__TASK DIRECTIONS__: Give back the entire listing verbatim.

***** RECORDS SHOWN *****

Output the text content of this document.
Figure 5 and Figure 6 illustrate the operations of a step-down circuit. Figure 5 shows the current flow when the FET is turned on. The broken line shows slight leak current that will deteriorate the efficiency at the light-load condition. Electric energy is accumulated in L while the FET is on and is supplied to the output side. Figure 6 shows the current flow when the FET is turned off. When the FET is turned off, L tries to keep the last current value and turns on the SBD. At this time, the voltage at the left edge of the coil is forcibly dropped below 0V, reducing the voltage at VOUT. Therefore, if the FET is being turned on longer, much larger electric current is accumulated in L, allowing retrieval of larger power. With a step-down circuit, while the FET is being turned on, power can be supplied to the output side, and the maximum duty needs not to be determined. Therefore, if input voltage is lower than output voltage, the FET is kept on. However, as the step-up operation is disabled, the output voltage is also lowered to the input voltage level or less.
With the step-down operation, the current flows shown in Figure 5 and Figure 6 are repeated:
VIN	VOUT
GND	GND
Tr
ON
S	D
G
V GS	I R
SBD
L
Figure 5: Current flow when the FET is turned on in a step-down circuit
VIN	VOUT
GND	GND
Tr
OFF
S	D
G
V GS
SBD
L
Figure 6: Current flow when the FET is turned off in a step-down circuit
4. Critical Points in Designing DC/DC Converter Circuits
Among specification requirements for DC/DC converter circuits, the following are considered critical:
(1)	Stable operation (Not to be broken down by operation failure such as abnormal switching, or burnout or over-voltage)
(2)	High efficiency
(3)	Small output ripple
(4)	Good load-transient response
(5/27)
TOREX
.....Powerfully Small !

*****

__RESULT OF THIS EXERCISE__:
Output the text content of this document.
Figure 5 and Figure 6 illustrate the operations of a step-down circuit. Figure 5 shows the current flow when the FET is turned on. The broken line shows slight leak current that will deteriorate the efficiency at the light-load condition. Electric energy is accumulated in L while the FET is on and is supplied to the output side. Figure 6 shows the current flow when the FET is turned off. When the FET is turned off, L tries to keep the last current value and turns on the SBD. At this time, the voltage at the left edge of the coil is forcibly dropped below 0V, reducing the voltage at VOUT. Therefore, if the FET is being turned on longer, much larger electric current is accumulated in L, allowing retrieval of larger power. With a step-down circuit, while the FET is being turned on, power can be supplied to the output side, and the maximum duty needs not to be determined. Therefore, if input voltage is lower than output voltage, the FET is kept on. However, as the step-up operation is disabled, the output voltage is also lowered to the input voltage level or less.
With the step-down operation, the current flows shown in Figure 5 and Figure 6 are repeated:
VIN	VOUT
GND	GND
Tr
ON
S	D
G
V GS	I R
SBD
L
Figure 5: Current flow when the FET is turned on in a step-down circuit
VIN	VOUT
GND	GND
Tr
OFF
S	D
G
V GS
SBD
L
Figure 6: Current flow when the FET is turned off in a step-down circuit
4. Critical Points in Designing DC/DC Converter Circuits
Among specification requirements for DC/DC converter circuits, the following are considered critical:
(1)	Stable operation (Not to be broken down by operation failure such as abnormal switching, or burnout or over-voltage)
(2)	High efficiency
(3)	Small output ripple
(4)	Good load-transient response
(5/27)
TOREX
.....Powerfully Small !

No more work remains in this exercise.